*EXERCISE GOAL*: Copy out the material below in full, but not its images.

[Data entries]
'''

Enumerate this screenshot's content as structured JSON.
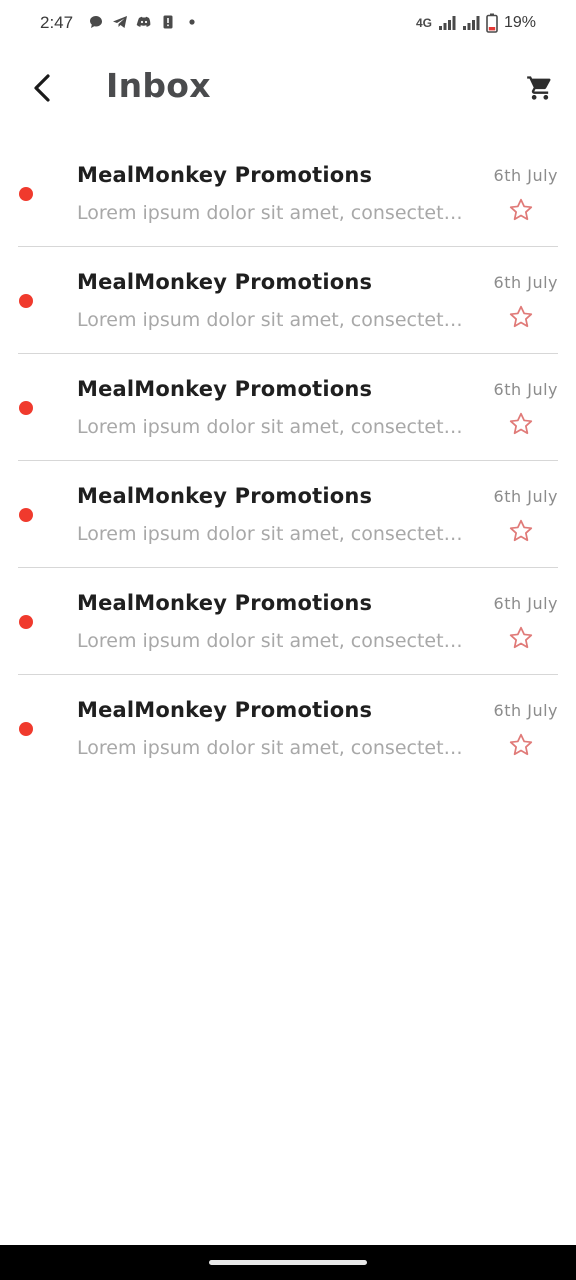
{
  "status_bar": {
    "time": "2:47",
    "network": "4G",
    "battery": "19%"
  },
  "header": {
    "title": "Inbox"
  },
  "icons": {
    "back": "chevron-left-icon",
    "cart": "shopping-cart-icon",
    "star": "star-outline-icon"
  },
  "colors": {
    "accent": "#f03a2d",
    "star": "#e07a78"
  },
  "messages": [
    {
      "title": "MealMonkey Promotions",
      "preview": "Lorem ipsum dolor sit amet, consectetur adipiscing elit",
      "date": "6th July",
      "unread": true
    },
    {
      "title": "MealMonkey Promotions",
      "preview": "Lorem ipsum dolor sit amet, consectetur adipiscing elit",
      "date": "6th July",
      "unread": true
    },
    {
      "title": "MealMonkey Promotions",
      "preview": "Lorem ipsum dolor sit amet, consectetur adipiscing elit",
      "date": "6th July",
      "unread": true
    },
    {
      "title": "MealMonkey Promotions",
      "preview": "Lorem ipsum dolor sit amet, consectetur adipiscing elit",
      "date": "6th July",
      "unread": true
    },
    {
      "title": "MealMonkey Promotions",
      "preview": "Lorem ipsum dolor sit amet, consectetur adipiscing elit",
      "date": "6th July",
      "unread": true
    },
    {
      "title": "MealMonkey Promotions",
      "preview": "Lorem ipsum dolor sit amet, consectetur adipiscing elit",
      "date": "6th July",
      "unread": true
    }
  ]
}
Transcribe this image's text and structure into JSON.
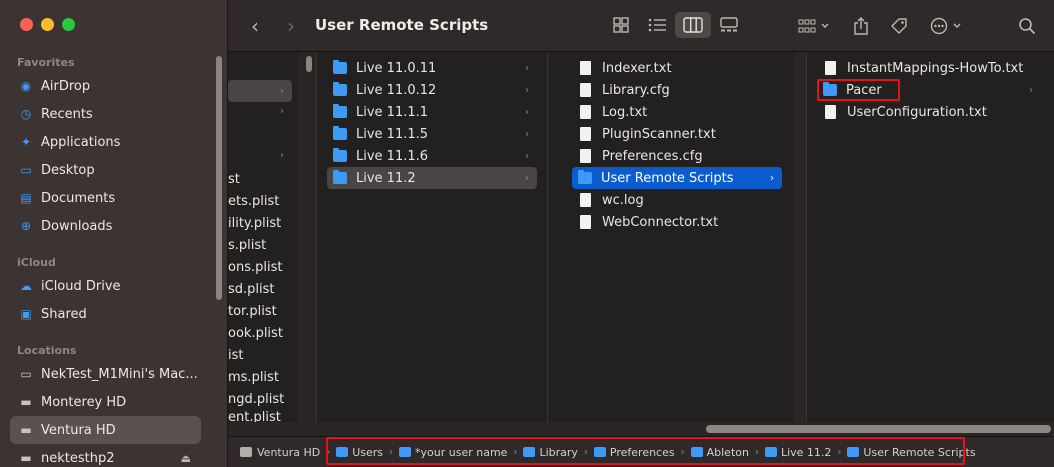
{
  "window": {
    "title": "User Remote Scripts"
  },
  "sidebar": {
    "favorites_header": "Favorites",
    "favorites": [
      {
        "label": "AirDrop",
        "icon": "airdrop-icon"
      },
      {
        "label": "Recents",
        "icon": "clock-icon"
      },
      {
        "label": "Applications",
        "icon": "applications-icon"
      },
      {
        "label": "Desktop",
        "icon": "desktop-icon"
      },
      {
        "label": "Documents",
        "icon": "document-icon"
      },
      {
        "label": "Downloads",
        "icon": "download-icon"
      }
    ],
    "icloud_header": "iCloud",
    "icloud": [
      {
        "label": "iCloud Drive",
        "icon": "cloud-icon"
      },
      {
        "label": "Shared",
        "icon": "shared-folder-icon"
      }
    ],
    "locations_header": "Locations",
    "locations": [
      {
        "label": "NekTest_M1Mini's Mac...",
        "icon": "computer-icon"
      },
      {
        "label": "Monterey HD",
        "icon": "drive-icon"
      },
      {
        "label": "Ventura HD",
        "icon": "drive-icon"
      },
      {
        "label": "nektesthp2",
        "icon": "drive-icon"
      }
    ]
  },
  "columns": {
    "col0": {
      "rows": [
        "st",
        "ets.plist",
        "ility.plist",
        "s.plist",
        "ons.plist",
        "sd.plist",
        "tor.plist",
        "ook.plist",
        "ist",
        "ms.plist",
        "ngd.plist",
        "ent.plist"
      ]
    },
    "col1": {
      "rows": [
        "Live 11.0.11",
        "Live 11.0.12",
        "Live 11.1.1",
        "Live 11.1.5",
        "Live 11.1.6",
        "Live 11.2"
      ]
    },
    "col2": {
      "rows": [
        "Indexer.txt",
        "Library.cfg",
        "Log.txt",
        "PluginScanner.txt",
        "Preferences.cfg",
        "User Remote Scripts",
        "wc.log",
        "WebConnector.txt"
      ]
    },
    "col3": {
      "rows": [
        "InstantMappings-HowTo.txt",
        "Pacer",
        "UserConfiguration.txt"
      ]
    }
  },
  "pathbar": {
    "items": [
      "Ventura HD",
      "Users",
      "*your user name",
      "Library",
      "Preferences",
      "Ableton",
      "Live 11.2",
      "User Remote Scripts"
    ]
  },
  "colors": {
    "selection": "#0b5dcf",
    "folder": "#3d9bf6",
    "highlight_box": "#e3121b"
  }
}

'''

*COMPLETE RESPONSE*:
Enumerate this screenshot's content as structured JSON.
{
  "status_bar": {
    "time": "2:47",
    "network": "4G",
    "battery": "19%"
  },
  "header": {
    "title": "Inbox"
  },
  "icons": {
    "back": "chevron-left-icon",
    "cart": "shopping-cart-icon",
    "star": "star-outline-icon"
  },
  "colors": {
    "accent": "#f03a2d",
    "star": "#e07a78"
  },
  "messages": [
    {
      "title": "MealMonkey Promotions",
      "preview": "Lorem ipsum dolor sit amet, consectetur adipiscing elit",
      "date": "6th July",
      "unread": true
    },
    {
      "title": "MealMonkey Promotions",
      "preview": "Lorem ipsum dolor sit amet, consectetur adipiscing elit",
      "date": "6th July",
      "unread": true
    },
    {
      "title": "MealMonkey Promotions",
      "preview": "Lorem ipsum dolor sit amet, consectetur adipiscing elit",
      "date": "6th July",
      "unread": true
    },
    {
      "title": "MealMonkey Promotions",
      "preview": "Lorem ipsum dolor sit amet, consectetur adipiscing elit",
      "date": "6th July",
      "unread": true
    },
    {
      "title": "MealMonkey Promotions",
      "preview": "Lorem ipsum dolor sit amet, consectetur adipiscing elit",
      "date": "6th July",
      "unread": true
    },
    {
      "title": "MealMonkey Promotions",
      "preview": "Lorem ipsum dolor sit amet, consectetur adipiscing elit",
      "date": "6th July",
      "unread": true
    }
  ]
}
Transcribe this image's text and structure into JSON.
{
  "window": {
    "title": "User Remote Scripts"
  },
  "sidebar": {
    "favorites_header": "Favorites",
    "favorites": [
      {
        "label": "AirDrop",
        "icon": "airdrop-icon"
      },
      {
        "label": "Recents",
        "icon": "clock-icon"
      },
      {
        "label": "Applications",
        "icon": "applications-icon"
      },
      {
        "label": "Desktop",
        "icon": "desktop-icon"
      },
      {
        "label": "Documents",
        "icon": "document-icon"
      },
      {
        "label": "Downloads",
        "icon": "download-icon"
      }
    ],
    "icloud_header": "iCloud",
    "icloud": [
      {
        "label": "iCloud Drive",
        "icon": "cloud-icon"
      },
      {
        "label": "Shared",
        "icon": "shared-folder-icon"
      }
    ],
    "locations_header": "Locations",
    "locations": [
      {
        "label": "NekTest_M1Mini's Mac...",
        "icon": "computer-icon"
      },
      {
        "label": "Monterey HD",
        "icon": "drive-icon"
      },
      {
        "label": "Ventura HD",
        "icon": "drive-icon"
      },
      {
        "label": "nektesthp2",
        "icon": "drive-icon"
      }
    ]
  },
  "columns": {
    "col0": {
      "rows": [
        "st",
        "ets.plist",
        "ility.plist",
        "s.plist",
        "ons.plist",
        "sd.plist",
        "tor.plist",
        "ook.plist",
        "ist",
        "ms.plist",
        "ngd.plist",
        "ent.plist"
      ]
    },
    "col1": {
      "rows": [
        "Live 11.0.11",
        "Live 11.0.12",
        "Live 11.1.1",
        "Live 11.1.5",
        "Live 11.1.6",
        "Live 11.2"
      ]
    },
    "col2": {
      "rows": [
        "Indexer.txt",
        "Library.cfg",
        "Log.txt",
        "PluginScanner.txt",
        "Preferences.cfg",
        "User Remote Scripts",
        "wc.log",
        "WebConnector.txt"
      ]
    },
    "col3": {
      "rows": [
        "InstantMappings-HowTo.txt",
        "Pacer",
        "UserConfiguration.txt"
      ]
    }
  },
  "pathbar": {
    "items": [
      "Ventura HD",
      "Users",
      "*your user name",
      "Library",
      "Preferences",
      "Ableton",
      "Live 11.2",
      "User Remote Scripts"
    ]
  },
  "colors": {
    "selection": "#0b5dcf",
    "folder": "#3d9bf6",
    "highlight_box": "#e3121b"
  }
}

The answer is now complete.